Data excerpts:
========================================================================
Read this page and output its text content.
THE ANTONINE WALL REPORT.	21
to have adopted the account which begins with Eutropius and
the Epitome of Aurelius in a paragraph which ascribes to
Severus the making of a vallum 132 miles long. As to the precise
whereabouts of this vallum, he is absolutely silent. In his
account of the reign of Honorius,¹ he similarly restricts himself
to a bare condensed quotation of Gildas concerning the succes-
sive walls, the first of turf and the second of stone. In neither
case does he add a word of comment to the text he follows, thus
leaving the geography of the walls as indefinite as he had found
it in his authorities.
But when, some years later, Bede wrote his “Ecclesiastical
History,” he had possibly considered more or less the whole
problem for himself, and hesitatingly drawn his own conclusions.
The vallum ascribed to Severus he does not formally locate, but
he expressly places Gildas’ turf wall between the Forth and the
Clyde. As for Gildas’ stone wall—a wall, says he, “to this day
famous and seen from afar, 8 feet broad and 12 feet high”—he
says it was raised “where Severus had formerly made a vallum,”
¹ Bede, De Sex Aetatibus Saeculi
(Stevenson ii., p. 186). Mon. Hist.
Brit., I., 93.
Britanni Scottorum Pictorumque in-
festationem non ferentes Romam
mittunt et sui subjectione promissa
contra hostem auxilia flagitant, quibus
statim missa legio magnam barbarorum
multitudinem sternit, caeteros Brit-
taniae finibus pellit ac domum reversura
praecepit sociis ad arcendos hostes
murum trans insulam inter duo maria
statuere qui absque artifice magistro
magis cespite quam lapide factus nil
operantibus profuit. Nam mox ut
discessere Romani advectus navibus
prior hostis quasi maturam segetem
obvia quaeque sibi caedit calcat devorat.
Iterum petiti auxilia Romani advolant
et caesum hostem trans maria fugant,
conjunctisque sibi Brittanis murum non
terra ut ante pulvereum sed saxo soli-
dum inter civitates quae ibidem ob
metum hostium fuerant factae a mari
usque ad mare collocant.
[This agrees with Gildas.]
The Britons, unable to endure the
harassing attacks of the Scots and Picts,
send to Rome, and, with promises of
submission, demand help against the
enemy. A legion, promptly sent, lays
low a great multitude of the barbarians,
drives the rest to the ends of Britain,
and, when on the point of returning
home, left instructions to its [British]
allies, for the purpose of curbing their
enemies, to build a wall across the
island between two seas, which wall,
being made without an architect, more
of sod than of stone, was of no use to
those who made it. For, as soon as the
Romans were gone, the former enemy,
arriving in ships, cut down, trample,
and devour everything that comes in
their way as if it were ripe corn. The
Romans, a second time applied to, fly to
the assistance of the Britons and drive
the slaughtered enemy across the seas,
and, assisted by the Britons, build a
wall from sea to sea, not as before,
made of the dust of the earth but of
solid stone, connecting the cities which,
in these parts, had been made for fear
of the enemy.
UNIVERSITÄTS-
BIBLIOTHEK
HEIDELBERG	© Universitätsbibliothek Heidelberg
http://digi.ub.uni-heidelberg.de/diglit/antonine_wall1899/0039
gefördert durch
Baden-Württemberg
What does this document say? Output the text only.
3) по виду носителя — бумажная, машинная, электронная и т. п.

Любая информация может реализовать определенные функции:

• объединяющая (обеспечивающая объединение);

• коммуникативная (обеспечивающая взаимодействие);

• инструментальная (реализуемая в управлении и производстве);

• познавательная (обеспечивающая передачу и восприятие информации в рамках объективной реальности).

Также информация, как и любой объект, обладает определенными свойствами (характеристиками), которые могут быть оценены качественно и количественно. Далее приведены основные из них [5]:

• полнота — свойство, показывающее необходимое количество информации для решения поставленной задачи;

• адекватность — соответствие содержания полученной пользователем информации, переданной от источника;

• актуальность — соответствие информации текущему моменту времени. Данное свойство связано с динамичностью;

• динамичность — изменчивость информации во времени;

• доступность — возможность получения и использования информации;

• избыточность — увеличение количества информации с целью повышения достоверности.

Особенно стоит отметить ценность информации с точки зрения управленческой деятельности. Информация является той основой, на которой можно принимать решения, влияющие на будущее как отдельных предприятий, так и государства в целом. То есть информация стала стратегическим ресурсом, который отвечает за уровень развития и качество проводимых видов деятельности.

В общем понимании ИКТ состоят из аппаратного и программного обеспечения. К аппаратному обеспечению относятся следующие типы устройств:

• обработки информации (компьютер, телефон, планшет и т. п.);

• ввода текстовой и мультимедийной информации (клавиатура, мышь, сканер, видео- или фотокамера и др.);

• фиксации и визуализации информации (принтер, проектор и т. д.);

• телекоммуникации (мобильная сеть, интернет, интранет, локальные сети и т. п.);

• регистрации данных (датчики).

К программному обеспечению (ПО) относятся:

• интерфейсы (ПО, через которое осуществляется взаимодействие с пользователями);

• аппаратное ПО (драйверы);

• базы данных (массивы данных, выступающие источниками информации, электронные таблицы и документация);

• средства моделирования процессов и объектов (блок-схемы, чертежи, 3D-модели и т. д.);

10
========================================================================
Aim:
Copy all the records above exactly, missing none.

Correct result:
Read this page and output its text content.
THE ANTONINE WALL REPORT.	21
to have adopted the account which begins with Eutropius and
the Epitome of Aurelius in a paragraph which ascribes to
Severus the making of a vallum 132 miles long. As to the precise
whereabouts of this vallum, he is absolutely silent. In his
account of the reign of Honorius,¹ he similarly restricts himself
to a bare condensed quotation of Gildas concerning the succes-
sive walls, the first of turf and the second of stone. In neither
case does he add a word of comment to the text he follows, thus
leaving the geography of the walls as indefinite as he had found
it in his authorities.
But when, some years later, Bede wrote his “Ecclesiastical
History,” he had possibly considered more or less the whole
problem for himself, and hesitatingly drawn his own conclusions.
The vallum ascribed to Severus he does not formally locate, but
he expressly places Gildas’ turf wall between the Forth and the
Clyde. As for Gildas’ stone wall—a wall, says he, “to this day
famous and seen from afar, 8 feet broad and 12 feet high”—he
says it was raised “where Severus had formerly made a vallum,”
¹ Bede, De Sex Aetatibus Saeculi
(Stevenson ii., p. 186). Mon. Hist.
Brit., I., 93.
Britanni Scottorum Pictorumque in-
festationem non ferentes Romam
mittunt et sui subjectione promissa
contra hostem auxilia flagitant, quibus
statim missa legio magnam barbarorum
multitudinem sternit, caeteros Brit-
taniae finibus pellit ac domum reversura
praecepit sociis ad arcendos hostes
murum trans insulam inter duo maria
statuere qui absque artifice magistro
magis cespite quam lapide factus nil
operantibus profuit. Nam mox ut
discessere Romani advectus navibus
prior hostis quasi maturam segetem
obvia quaeque sibi caedit calcat devorat.
Iterum petiti auxilia Romani advolant
et caesum hostem trans maria fugant,
conjunctisque sibi Brittanis murum non
terra ut ante pulvereum sed saxo soli-
dum inter civitates quae ibidem ob
metum hostium fuerant factae a mari
usque ad mare collocant.
[This agrees with Gildas.]
The Britons, unable to endure the
harassing attacks of the Scots and Picts,
send to Rome, and, with promises of
submission, demand help against the
enemy. A legion, promptly sent, lays
low a great multitude of the barbarians,
drives the rest to the ends of Britain,
and, when on the point of returning
home, left instructions to its [British]
allies, for the purpose of curbing their
enemies, to build a wall across the
island between two seas, which wall,
being made without an architect, more
of sod than of stone, was of no use to
those who made it. For, as soon as the
Romans were gone, the former enemy,
arriving in ships, cut down, trample,
and devour everything that comes in
their way as if it were ripe corn. The
Romans, a second time applied to, fly to
the assistance of the Britons and drive
the slaughtered enemy across the seas,
and, assisted by the Britons, build a
wall from sea to sea, not as before,
made of the dust of the earth but of
solid stone, connecting the cities which,
in these parts, had been made for fear
of the enemy.
UNIVERSITÄTS-
BIBLIOTHEK
HEIDELBERG	© Universitätsbibliothek Heidelberg
http://digi.ub.uni-heidelberg.de/diglit/antonine_wall1899/0039
gefördert durch
Baden-Württemberg
What does this document say? Output the text only.
3) по виду носителя — бумажная, машинная, электронная и т. п.

Любая информация может реализовать определенные функции:

• объединяющая (обеспечивающая объединение);

• коммуникативная (обеспечивающая взаимодействие);

• инструментальная (реализуемая в управлении и производстве);

• познавательная (обеспечивающая передачу и восприятие информации в рамках объективной реальности).

Также информация, как и любой объект, обладает определенными свойствами (характеристиками), которые могут быть оценены качественно и количественно. Далее приведены основные из них [5]:

• полнота — свойство, показывающее необходимое количество информации для решения поставленной задачи;

• адекватность — соответствие содержания полученной пользователем информации, переданной от источника;

• актуальность — соответствие информации текущему моменту времени. Данное свойство связано с динамичностью;

• динамичность — изменчивость информации во времени;

• доступность — возможность получения и использования информации;

• избыточность — увеличение количества информации с целью повышения достоверности.

Особенно стоит отметить ценность информации с точки зрения управленческой деятельности. Информация является той основой, на которой можно принимать решения, влияющие на будущее как отдельных предприятий, так и государства в целом. То есть информация стала стратегическим ресурсом, который отвечает за уровень развития и качество проводимых видов деятельности.

В общем понимании ИКТ состоят из аппаратного и программного обеспечения. К аппаратному обеспечению относятся следующие типы устройств:

• обработки информации (компьютер, телефон, планшет и т. п.);

• ввода текстовой и мультимедийной информации (клавиатура, мышь, сканер, видео- или фотокамера и др.);

• фиксации и визуализации информации (принтер, проектор и т. д.);

• телекоммуникации (мобильная сеть, интернет, интранет, локальные сети и т. п.);

• регистрации данных (датчики).

К программному обеспечению (ПО) относятся:

• интерфейсы (ПО, через которое осуществляется взаимодействие с пользователями);

• аппаратное ПО (драйверы);

• базы данных (массивы данных, выступающие источниками информации, электронные таблицы и документация);

• средства моделирования процессов и объектов (блок-схемы, чертежи, 3D-модели и т. д.);

10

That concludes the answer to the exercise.